* DATASET EXTRACT:
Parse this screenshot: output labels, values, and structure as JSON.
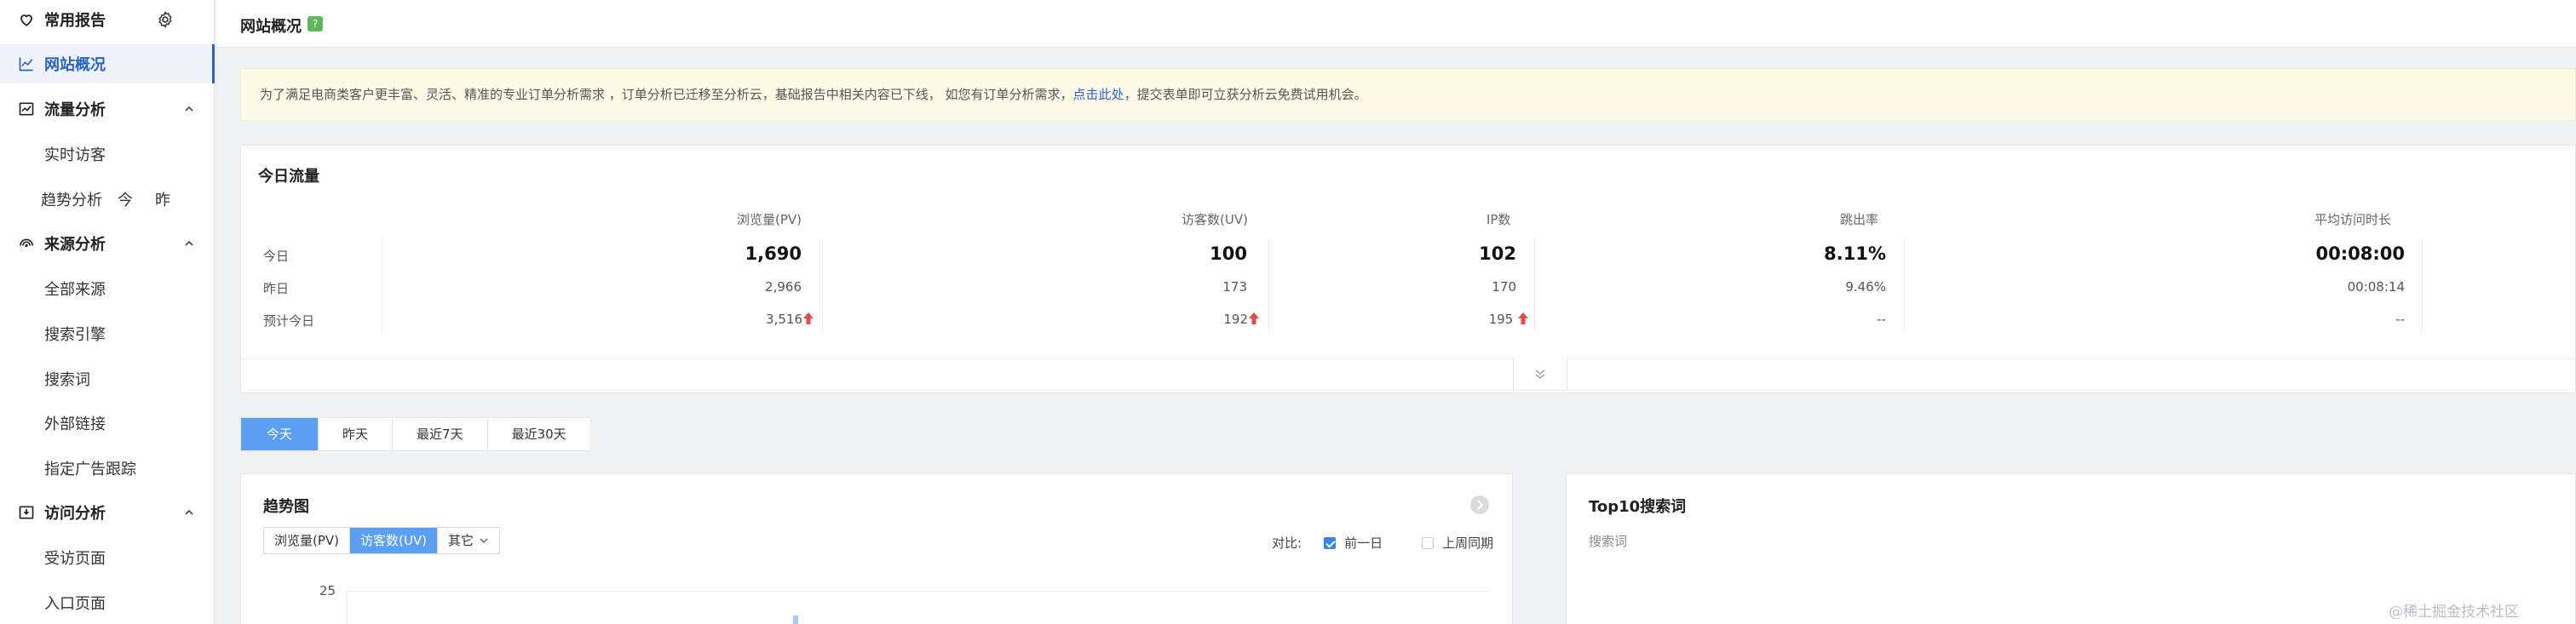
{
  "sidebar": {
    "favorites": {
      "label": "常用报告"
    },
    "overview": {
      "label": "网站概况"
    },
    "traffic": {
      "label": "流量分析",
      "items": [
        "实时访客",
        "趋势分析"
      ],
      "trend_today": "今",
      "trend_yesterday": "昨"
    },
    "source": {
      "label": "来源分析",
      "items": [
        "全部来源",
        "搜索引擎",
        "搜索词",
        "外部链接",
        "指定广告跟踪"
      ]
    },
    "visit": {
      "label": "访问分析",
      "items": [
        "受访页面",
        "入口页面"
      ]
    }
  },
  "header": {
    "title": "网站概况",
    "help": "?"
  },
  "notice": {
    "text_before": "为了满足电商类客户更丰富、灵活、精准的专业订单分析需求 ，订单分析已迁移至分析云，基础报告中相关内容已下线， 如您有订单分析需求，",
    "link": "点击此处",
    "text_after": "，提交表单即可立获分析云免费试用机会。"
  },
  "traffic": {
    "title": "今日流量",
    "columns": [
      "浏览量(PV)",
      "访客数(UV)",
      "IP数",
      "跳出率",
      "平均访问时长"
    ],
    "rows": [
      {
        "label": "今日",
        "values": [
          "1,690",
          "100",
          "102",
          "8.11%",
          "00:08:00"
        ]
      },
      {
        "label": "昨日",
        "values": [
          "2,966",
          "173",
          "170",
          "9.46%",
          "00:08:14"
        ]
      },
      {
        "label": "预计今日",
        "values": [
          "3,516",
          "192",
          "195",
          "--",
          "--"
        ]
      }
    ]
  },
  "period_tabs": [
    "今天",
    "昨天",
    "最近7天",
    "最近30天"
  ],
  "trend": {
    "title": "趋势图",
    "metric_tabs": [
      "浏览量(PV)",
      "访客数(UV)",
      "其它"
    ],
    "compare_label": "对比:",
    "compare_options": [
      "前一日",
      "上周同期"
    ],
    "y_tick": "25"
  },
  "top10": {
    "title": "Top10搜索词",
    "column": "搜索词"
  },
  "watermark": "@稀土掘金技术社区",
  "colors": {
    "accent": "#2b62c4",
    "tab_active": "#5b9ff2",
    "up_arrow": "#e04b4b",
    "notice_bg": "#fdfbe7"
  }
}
* * *
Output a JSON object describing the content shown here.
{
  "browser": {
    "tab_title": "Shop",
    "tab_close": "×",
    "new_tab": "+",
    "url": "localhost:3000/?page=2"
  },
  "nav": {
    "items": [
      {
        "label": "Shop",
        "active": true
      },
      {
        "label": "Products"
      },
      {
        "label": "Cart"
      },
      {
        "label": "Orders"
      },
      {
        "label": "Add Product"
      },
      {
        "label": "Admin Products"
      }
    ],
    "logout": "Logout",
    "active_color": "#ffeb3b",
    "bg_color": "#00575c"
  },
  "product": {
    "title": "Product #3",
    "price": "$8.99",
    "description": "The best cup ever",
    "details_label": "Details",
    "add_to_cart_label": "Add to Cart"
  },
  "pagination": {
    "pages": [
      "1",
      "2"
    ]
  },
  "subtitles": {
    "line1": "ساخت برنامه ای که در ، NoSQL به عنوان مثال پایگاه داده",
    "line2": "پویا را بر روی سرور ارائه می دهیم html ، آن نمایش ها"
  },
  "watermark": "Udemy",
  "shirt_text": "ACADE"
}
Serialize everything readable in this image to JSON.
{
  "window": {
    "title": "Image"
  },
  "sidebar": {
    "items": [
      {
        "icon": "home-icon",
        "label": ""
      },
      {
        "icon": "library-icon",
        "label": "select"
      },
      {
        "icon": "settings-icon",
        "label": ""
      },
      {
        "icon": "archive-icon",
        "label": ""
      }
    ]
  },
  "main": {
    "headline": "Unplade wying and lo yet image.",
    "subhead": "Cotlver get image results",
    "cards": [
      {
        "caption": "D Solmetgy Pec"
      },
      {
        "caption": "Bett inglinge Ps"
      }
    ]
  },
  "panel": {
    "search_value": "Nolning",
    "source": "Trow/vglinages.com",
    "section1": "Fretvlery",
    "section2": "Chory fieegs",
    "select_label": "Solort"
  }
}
---
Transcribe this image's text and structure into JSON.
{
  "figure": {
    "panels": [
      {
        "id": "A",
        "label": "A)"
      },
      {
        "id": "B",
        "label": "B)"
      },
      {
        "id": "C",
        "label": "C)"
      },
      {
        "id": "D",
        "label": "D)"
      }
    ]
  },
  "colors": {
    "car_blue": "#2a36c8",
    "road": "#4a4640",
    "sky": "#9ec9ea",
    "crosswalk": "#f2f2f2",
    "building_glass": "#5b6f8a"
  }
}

* PROMPT: Scan the material above. Copy each line where "Cart" occurs.

* ANSWER TO THIS TASK:
        "label": "Cart"
    "add_to_cart_label": "Add to Cart"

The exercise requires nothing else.